• [TASK DESCRIPTION]: Find the lines that hold the word "Предоставление" and return them.

• [DATA FOR THIS TASK]:
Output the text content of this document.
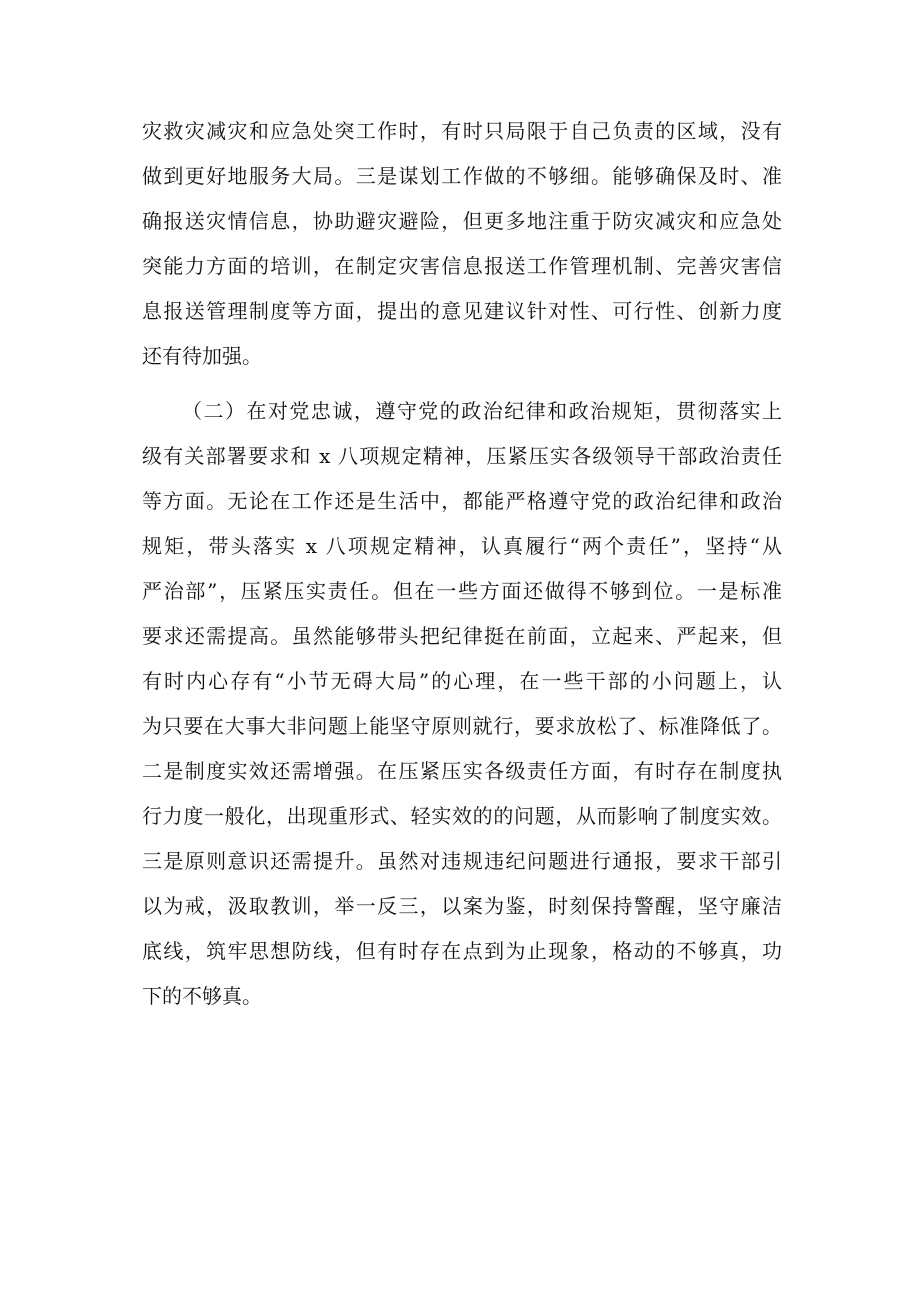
灾救灾减灾和应急处突工作时，有时只局限于自己负责的区域，没有
做到更好地服务大局。三是谋划工作做的不够细。能够确保及时、准
确报送灾情信息，协助避灾避险，但更多地注重于防灾减灾和应急处
突能力方面的培训，在制定灾害信息报送工作管理机制、完善灾害信
息报送管理制度等方面，提出的意见建议针对性、可行性、创新力度
还有待加强。
（二）在对党忠诚，遵守党的政治纪律和政治规矩，贯彻落实上
级有关部署要求和 x 八项规定精神，压紧压实各级领导干部政治责任
等方面。无论在工作还是生活中，都能严格遵守党的政治纪律和政治
规矩，带头落实 x 八项规定精神，认真履行“两个责任”，坚持“从
严治部”，压紧压实责任。但在一些方面还做得不够到位。一是标准
要求还需提高。虽然能够带头把纪律挺在前面，立起来、严起来，但
有时内心存有“小节无碍大局”的心理，在一些干部的小问题上，认
为只要在大事大非问题上能坚守原则就行，要求放松了、标准降低了。
二是制度实效还需增强。在压紧压实各级责任方面，有时存在制度执
行力度一般化，出现重形式、轻实效的的问题，从而影响了制度实效。
三是原则意识还需提升。虽然对违规违纪问题进行通报，要求干部引
以为戒，汲取教训，举一反三，以案为鉴，时刻保持警醒，坚守廉洁
底线，筑牢思想防线，但有时存在点到为止现象，格动的不够真，功
下的不够真。
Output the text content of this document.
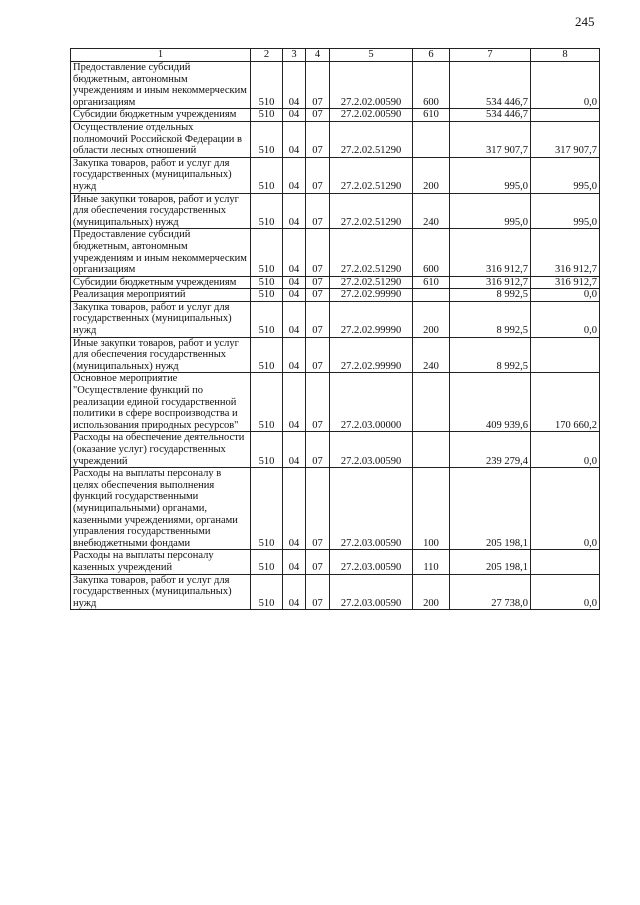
245
1	2	3	4	5	6	7	8
Предоставление субсидий бюджетным, автономным учреждениям и иным некоммерческим организациям	510	04	07	27.2.02.00590	600	534 446,7	0,0
Субсидии бюджетным учреждениям	510	04	07	27.2.02.00590	610	534 446,7	
Осуществление отдельных полномочий Российской Федерации в области лесных отношений	510	04	07	27.2.02.51290		317 907,7	317 907,7
Закупка товаров, работ и услуг для государственных (муниципальных) нужд	510	04	07	27.2.02.51290	200	995,0	995,0
Иные закупки товаров, работ и услуг для обеспечения государственных (муниципальных) нужд	510	04	07	27.2.02.51290	240	995,0	995,0
Предоставление субсидий бюджетным, автономным учреждениям и иным некоммерческим организациям	510	04	07	27.2.02.51290	600	316 912,7	316 912,7
Субсидии бюджетным учреждениям	510	04	07	27.2.02.51290	610	316 912,7	316 912,7
Реализация мероприятий	510	04	07	27.2.02.99990		8 992,5	0,0
Закупка товаров, работ и услуг для государственных (муниципальных) нужд	510	04	07	27.2.02.99990	200	8 992,5	0,0
Иные закупки товаров, работ и услуг для обеспечения государственных (муниципальных) нужд	510	04	07	27.2.02.99990	240	8 992,5	
Основное мероприятие "Осуществление функций по реализации единой государственной политики в сфере воспроизводства и использования природных ресурсов"	510	04	07	27.2.03.00000		409 939,6	170 660,2
Расходы на обеспечение деятельности (оказание услуг) государственных учреждений	510	04	07	27.2.03.00590		239 279,4	0,0
Расходы на выплаты персоналу в целях обеспечения выполнения функций государственными (муниципальными) органами, казенными учреждениями, органами управления государственными внебюджетными фондами	510	04	07	27.2.03.00590	100	205 198,1	0,0
Расходы на выплаты персоналу казенных учреждений	510	04	07	27.2.03.00590	110	205 198,1	
Закупка товаров, работ и услуг для государственных (муниципальных) нужд	510	04	07	27.2.03.00590	200	27 738,0	0,0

• [THE OUTPUT]:
Предоставление субсидий бюджетным, автономным учреждениям и иным некоммерческим организациям	510	04	07	27.2.02.00590	600	534 446,7	0,0
Предоставление субсидий бюджетным, автономным учреждениям и иным некоммерческим организациям	510	04	07	27.2.02.51290	600	316 912,7	316 912,7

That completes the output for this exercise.